- [What you have to do]: Restate all of the entries exactly, dropping any pictures they hold.

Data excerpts

◆ ◆ ◆ ◆

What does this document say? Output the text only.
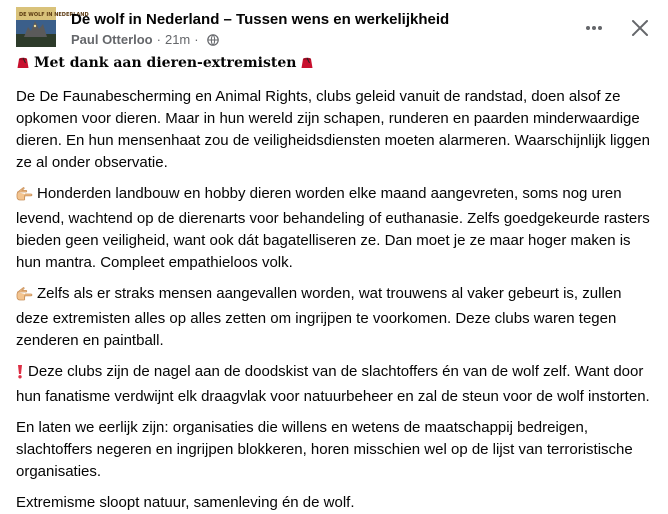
DE WOLF IN NEDERLAND
De wolf in Nederland – Tussen wens en werkelijkheid
Paul Otterloo · 21m ·

Met dank aan dieren-extremisten

De De Faunabescherming en Animal Rights, clubs geleid vanuit de randstad, doen alsof ze opkomen voor dieren. Maar in hun wereld zijn schapen, runderen en paarden minderwaardige dieren. En hun mensenhaat zou de veiligheidsdiensten moeten alarmeren. Waarschijnlijk liggen ze al onder observatie.

Honderden landbouw en hobby dieren worden elke maand aangevreten, soms nog uren levend, wachtend op de dierenarts voor behandeling of euthanasie. Zelfs goedgekeurde rasters bieden geen veiligheid, want ook dát bagatelliseren ze. Dan moet je ze maar hoger maken is hun mantra. Compleet empathieloos volk.

Zelfs als er straks mensen aangevallen worden, wat trouwens al vaker gebeurt is, zullen deze extremisten alles op alles zetten om ingrijpen te voorkomen. Deze clubs waren tegen zenderen en paintball.

Deze clubs zijn de nagel aan de doodskist van de slachtoffers én van de wolf zelf. Want door hun fanatisme verdwijnt elk draagvlak voor natuurbeheer en zal de steun voor de wolf instorten.

En laten we eerlijk zijn: organisaties die willens en wetens de maatschappij bedreigen, slachtoffers negeren en ingrijpen blokkeren, horen misschien wel op de lijst van terroristische organisaties.

Extremisme sloopt natuur, samenleving én de wolf.
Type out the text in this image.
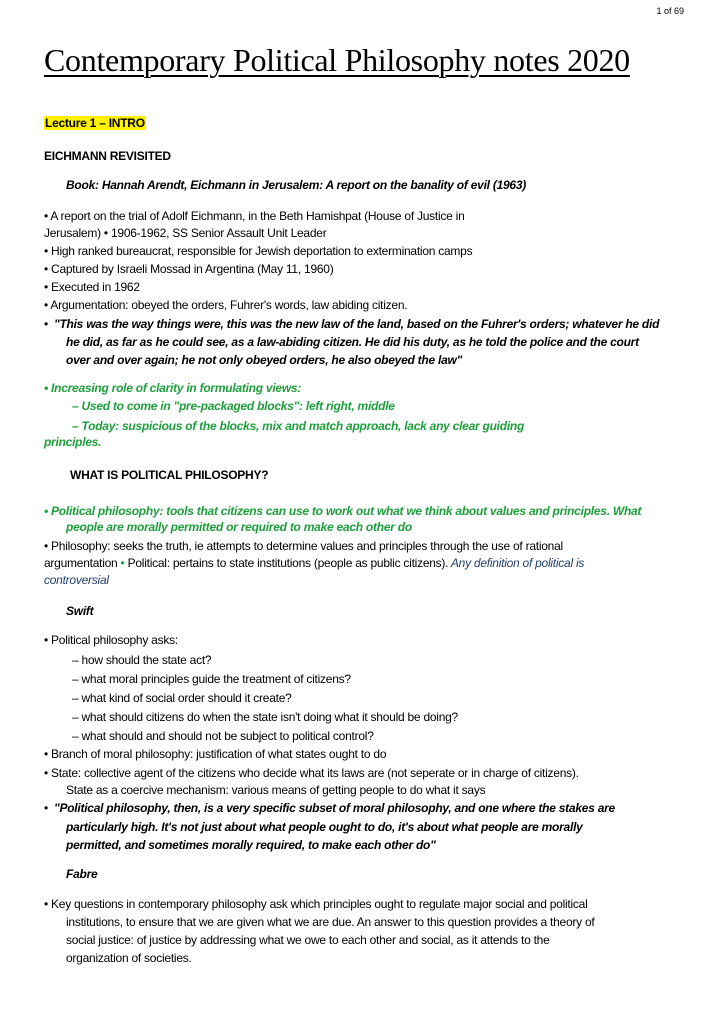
1 of 69
Contemporary Political Philosophy notes 2020
Lecture 1 – INTRO
EICHMANN REVISITED
Book: Hannah Arendt, Eichmann in Jerusalem: A report on the banality of evil (1963)
• A report on the trial of Adolf Eichmann, in the Beth Hamishpat (House of Justice in
Jerusalem) • 1906-1962, SS Senior Assault Unit Leader
• High ranked bureaucrat, responsible for Jewish deportation to extermination camps
• Captured by Israeli Mossad in Argentina (May 11, 1960)
• Executed in 1962
• Argumentation: obeyed the orders, Fuhrer's words, law abiding citizen.
• "This was the way things were, this was the new law of the land, based on the Fuhrer's orders; whatever he did
he did, as far as he could see, as a law-abiding citizen. He did his duty, as he told the police and the court
over and over again; he not only obeyed orders, he also obeyed the law"
• Increasing role of clarity in formulating views:
– Used to come in "pre-packaged blocks": left right, middle
– Today: suspicious of the blocks, mix and match approach, lack any clear guiding
principles.
WHAT IS POLITICAL PHILOSOPHY?
• Political philosophy: tools that citizens can use to work out what we think about values and principles. What
people are morally permitted or required to make each other do
• Philosophy: seeks the truth, ie attempts to determine values and principles through the use of rational
argumentation • Political: pertains to state institutions (people as public citizens). Any definition of political is
controversial
Swift
• Political philosophy asks:
– how should the state act?
– what moral principles guide the treatment of citizens?
– what kind of social order should it create?
– what should citizens do when the state isn't doing what it should be doing?
– what should and should not be subject to political control?
• Branch of moral philosophy: justification of what states ought to do
• State: collective agent of the citizens who decide what its laws are (not seperate or in charge of citizens).
State as a coercive mechanism: various means of getting people to do what it says
• "Political philosophy, then, is a very specific subset of moral philosophy, and one where the stakes are
particularly high. It's not just about what people ought to do, it's about what people are morally
permitted, and sometimes morally required, to make each other do"
Fabre
• Key questions in contemporary philosophy ask which principles ought to regulate major social and political
institutions, to ensure that we are given what we are due. An answer to this question provides a theory of
social justice: of justice by addressing what we owe to each other and social, as it attends to the
organization of societies.
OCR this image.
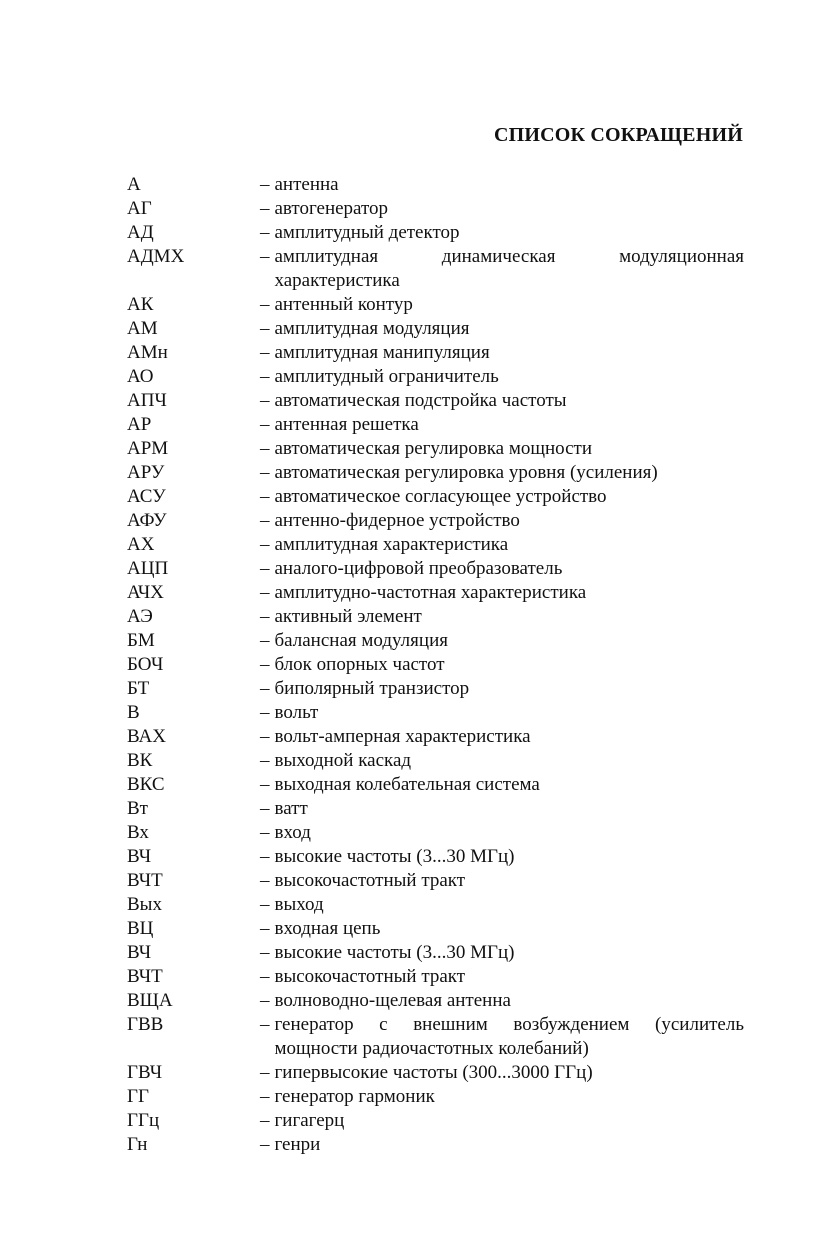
СПИСОК СОКРАЩЕНИЙ
А	– антенна
АГ	– автогенератор
АД	– амплитудный детектор
АДМХ	– амплитудная динамическая модуляционная характеристика
АК	– антенный контур
АМ	– амплитудная модуляция
АМн	– амплитудная манипуляция
АО	– амплитудный ограничитель
АПЧ	– автоматическая подстройка частоты
АР	– антенная решетка
АРМ	– автоматическая регулировка мощности
АРУ	– автоматическая регулировка уровня (усиления)
АСУ	– автоматическое согласующее устройство
АФУ	– антенно-фидерное устройство
АХ	– амплитудная характеристика
АЦП	– аналого-цифровой преобразователь
АЧХ	– амплитудно-частотная характеристика
АЭ	– активный элемент
БМ	– балансная модуляция
БОЧ	– блок опорных частот
БТ	– биполярный транзистор
В	– вольт
ВАХ	– вольт-амперная характеристика
ВК	– выходной каскад
ВКС	– выходная колебательная система
Вт	– ватт
Вх	– вход
ВЧ	– высокие частоты (3...30 МГц)
ВЧТ	– высокочастотный тракт
Вых	– выход
ВЦ	– входная цепь
ВЧ	– высокие частоты (3...30 МГц)
ВЧТ	– высокочастотный тракт
ВЩА	– волноводно-щелевая антенна
ГВВ	– генератор с внешним возбуждением (усилитель мощности радиочастотных колебаний)
ГВЧ	– гипервысокие частоты (300...3000 ГГц)
ГГ	– генератор гармоник
ГГц	– гигагерц
Гн	– генри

◆ ◆ ◆ ◆

- [Task result]:
What does this document say? Output the text only.
DE WOLF IN NEDERLAND
De wolf in Nederland – Tussen wens en werkelijkheid
Paul Otterloo · 21m ·

Met dank aan dieren-extremisten

De De Faunabescherming en Animal Rights, clubs geleid vanuit de randstad, doen alsof ze opkomen voor dieren. Maar in hun wereld zijn schapen, runderen en paarden minderwaardige dieren. En hun mensenhaat zou de veiligheidsdiensten moeten alarmeren. Waarschijnlijk liggen ze al onder observatie.

Honderden landbouw en hobby dieren worden elke maand aangevreten, soms nog uren levend, wachtend op de dierenarts voor behandeling of euthanasie. Zelfs goedgekeurde rasters bieden geen veiligheid, want ook dát bagatelliseren ze. Dan moet je ze maar hoger maken is hun mantra. Compleet empathieloos volk.

Zelfs als er straks mensen aangevallen worden, wat trouwens al vaker gebeurt is, zullen deze extremisten alles op alles zetten om ingrijpen te voorkomen. Deze clubs waren tegen zenderen en paintball.

Deze clubs zijn de nagel aan de doodskist van de slachtoffers én van de wolf zelf. Want door hun fanatisme verdwijnt elk draagvlak voor natuurbeheer en zal de steun voor de wolf instorten.

En laten we eerlijk zijn: organisaties die willens en wetens de maatschappij bedreigen, slachtoffers negeren en ingrijpen blokkeren, horen misschien wel op de lijst van terroristische organisaties.

Extremisme sloopt natuur, samenleving én de wolf.
Type out the text in this image.
1 of 69
Contemporary Political Philosophy notes 2020
Lecture 1 – INTRO
EICHMANN REVISITED
Book: Hannah Arendt, Eichmann in Jerusalem: A report on the banality of evil (1963)
• A report on the trial of Adolf Eichmann, in the Beth Hamishpat (House of Justice in
Jerusalem) • 1906-1962, SS Senior Assault Unit Leader
• High ranked bureaucrat, responsible for Jewish deportation to extermination camps
• Captured by Israeli Mossad in Argentina (May 11, 1960)
• Executed in 1962
• Argumentation: obeyed the orders, Fuhrer's words, law abiding citizen.
• "This was the way things were, this was the new law of the land, based on the Fuhrer's orders; whatever he did
he did, as far as he could see, as a law-abiding citizen. He did his duty, as he told the police and the court
over and over again; he not only obeyed orders, he also obeyed the law"
• Increasing role of clarity in formulating views:
– Used to come in "pre-packaged blocks": left right, middle
– Today: suspicious of the blocks, mix and match approach, lack any clear guiding
principles.
WHAT IS POLITICAL PHILOSOPHY?
• Political philosophy: tools that citizens can use to work out what we think about values and principles. What
people are morally permitted or required to make each other do
• Philosophy: seeks the truth, ie attempts to determine values and principles through the use of rational
argumentation • Political: pertains to state institutions (people as public citizens). Any definition of political is
controversial
Swift
• Political philosophy asks:
– how should the state act?
– what moral principles guide the treatment of citizens?
– what kind of social order should it create?
– what should citizens do when the state isn't doing what it should be doing?
– what should and should not be subject to political control?
• Branch of moral philosophy: justification of what states ought to do
• State: collective agent of the citizens who decide what its laws are (not seperate or in charge of citizens).
State as a coercive mechanism: various means of getting people to do what it says
• "Political philosophy, then, is a very specific subset of moral philosophy, and one where the stakes are
particularly high. It's not just about what people ought to do, it's about what people are morally
permitted, and sometimes morally required, to make each other do"
Fabre
• Key questions in contemporary philosophy ask which principles ought to regulate major social and political
institutions, to ensure that we are given what we are due. An answer to this question provides a theory of
social justice: of justice by addressing what we owe to each other and social, as it attends to the
organization of societies.
OCR this image.
СПИСОК СОКРАЩЕНИЙ
А	– антенна
АГ	– автогенератор
АД	– амплитудный детектор
АДМХ	– амплитудная динамическая модуляционная характеристика
АК	– антенный контур
АМ	– амплитудная модуляция
АМн	– амплитудная манипуляция
АО	– амплитудный ограничитель
АПЧ	– автоматическая подстройка частоты
АР	– антенная решетка
АРМ	– автоматическая регулировка мощности
АРУ	– автоматическая регулировка уровня (усиления)
АСУ	– автоматическое согласующее устройство
АФУ	– антенно-фидерное устройство
АХ	– амплитудная характеристика
АЦП	– аналого-цифровой преобразователь
АЧХ	– амплитудно-частотная характеристика
АЭ	– активный элемент
БМ	– балансная модуляция
БОЧ	– блок опорных частот
БТ	– биполярный транзистор
В	– вольт
ВАХ	– вольт-амперная характеристика
ВК	– выходной каскад
ВКС	– выходная колебательная система
Вт	– ватт
Вх	– вход
ВЧ	– высокие частоты (3...30 МГц)
ВЧТ	– высокочастотный тракт
Вых	– выход
ВЦ	– входная цепь
ВЧ	– высокие частоты (3...30 МГц)
ВЧТ	– высокочастотный тракт
ВЩА	– волноводно-щелевая антенна
ГВВ	– генератор с внешним возбуждением (усилитель мощности радиочастотных колебаний)
ГВЧ	– гипервысокие частоты (300...3000 ГГц)
ГГ	– генератор гармоник
ГГц	– гигагерц
Гн	– генри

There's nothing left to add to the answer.